● REQUEST: Return the material word for word. Do not include pictures.

* * * * * * * * *

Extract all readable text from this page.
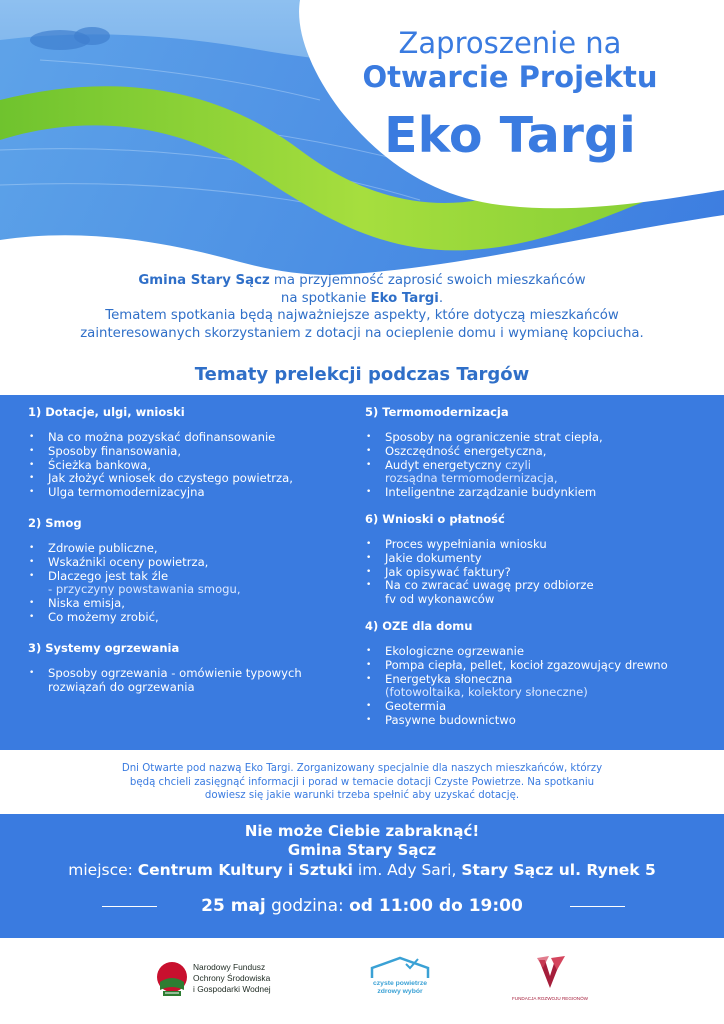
Zaproszenie na
Otwarcie Projektu
Eko Targi
Gmina Stary Sącz ma przyjemność zaprosić swoich mieszkańców
na spotkanie Eko Targi.
Tematem spotkania będą najważniejsze aspekty, które dotyczą mieszkańców
zainteresowanych skorzystaniem z dotacji na ocieplenie domu i wymianę kopciucha.
Tematy prelekcji podczas Targów
1) Dotacje, ulgi, wnioski
• Na co można pozyskać dofinansowanie
• Sposoby finansowania,
• Ścieżka bankowa,
• Jak złożyć wniosek do czystego powietrza,
• Ulga termomodernizacyjna
2) Smog
• Zdrowie publiczne,
• Wskaźniki oceny powietrza,
• Dlaczego jest tak źle
- przyczyny powstawania smogu,
• Niska emisja,
• Co możemy zrobić,
3) Systemy ogrzewania
• Sposoby ogrzewania - omówienie typowych
rozwiązań do ogrzewania
5) Termomodernizacja
• Sposoby na ograniczenie strat ciepła,
• Oszczędność energetyczna,
• Audyt energetyczny czyli
rozsądna termomodernizacja,
• Inteligentne zarządzanie budynkiem
6) Wnioski o płatność
• Proces wypełniania wniosku
• Jakie dokumenty
• Jak opisywać faktury?
• Na co zwracać uwagę przy odbiorze
fv od wykonawców
4) OZE dla domu
• Ekologiczne ogrzewanie
• Pompa ciepła, pellet, kocioł zgazowujący drewno
• Energetyka słoneczna
(fotowoltaika, kolektory słoneczne)
• Geotermia
• Pasywne budownictwo
Dni Otwarte pod nazwą Eko Targi. Zorganizowany specjalnie dla naszych mieszkańców, którzy
będą chcieli zasięgnąć informacji i porad w temacie dotacji Czyste Powietrze. Na spotkaniu
dowiesz się jakie warunki trzeba spełnić aby uzyskać dotację.
Nie może Ciebie zabraknąć!
Gmina Stary Sącz
miejsce: Centrum Kultury i Sztuki im. Ady Sari, Stary Sącz ul. Rynek 5
25 maj godzina: od 11:00 do 19:00
Narodowy Fundusz
Ochrony Środowiska
i Gospodarki Wodnej
czyste powietrze
zdrowy wybór
FUNDACJA ROZWOJU REGIONÓW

* * * * * * * * *

● SOLUTION:
Extract all readable text from this page.
Zaproszenie na
Otwarcie Projektu
Eko Targi
Gmina Stary Sącz ma przyjemność zaprosić swoich mieszkańców
na spotkanie Eko Targi.
Tematem spotkania będą najważniejsze aspekty, które dotyczą mieszkańców
zainteresowanych skorzystaniem z dotacji na ocieplenie domu i wymianę kopciucha.
Tematy prelekcji podczas Targów
1) Dotacje, ulgi, wnioski
• Na co można pozyskać dofinansowanie
• Sposoby finansowania,
• Ścieżka bankowa,
• Jak złożyć wniosek do czystego powietrza,
• Ulga termomodernizacyjna
2) Smog
• Zdrowie publiczne,
• Wskaźniki oceny powietrza,
• Dlaczego jest tak źle
- przyczyny powstawania smogu,
• Niska emisja,
• Co możemy zrobić,
3) Systemy ogrzewania
• Sposoby ogrzewania - omówienie typowych
rozwiązań do ogrzewania
5) Termomodernizacja
• Sposoby na ograniczenie strat ciepła,
• Oszczędność energetyczna,
• Audyt energetyczny czyli
rozsądna termomodernizacja,
• Inteligentne zarządzanie budynkiem
6) Wnioski o płatność
• Proces wypełniania wniosku
• Jakie dokumenty
• Jak opisywać faktury?
• Na co zwracać uwagę przy odbiorze
fv od wykonawców
4) OZE dla domu
• Ekologiczne ogrzewanie
• Pompa ciepła, pellet, kocioł zgazowujący drewno
• Energetyka słoneczna
(fotowoltaika, kolektory słoneczne)
• Geotermia
• Pasywne budownictwo
Dni Otwarte pod nazwą Eko Targi. Zorganizowany specjalnie dla naszych mieszkańców, którzy
będą chcieli zasięgnąć informacji i porad w temacie dotacji Czyste Powietrze. Na spotkaniu
dowiesz się jakie warunki trzeba spełnić aby uzyskać dotację.
Nie może Ciebie zabraknąć!
Gmina Stary Sącz
miejsce: Centrum Kultury i Sztuki im. Ady Sari, Stary Sącz ul. Rynek 5
25 maj godzina: od 11:00 do 19:00
Narodowy Fundusz
Ochrony Środowiska
i Gospodarki Wodnej
czyste powietrze
zdrowy wybór
FUNDACJA ROZWOJU REGIONÓW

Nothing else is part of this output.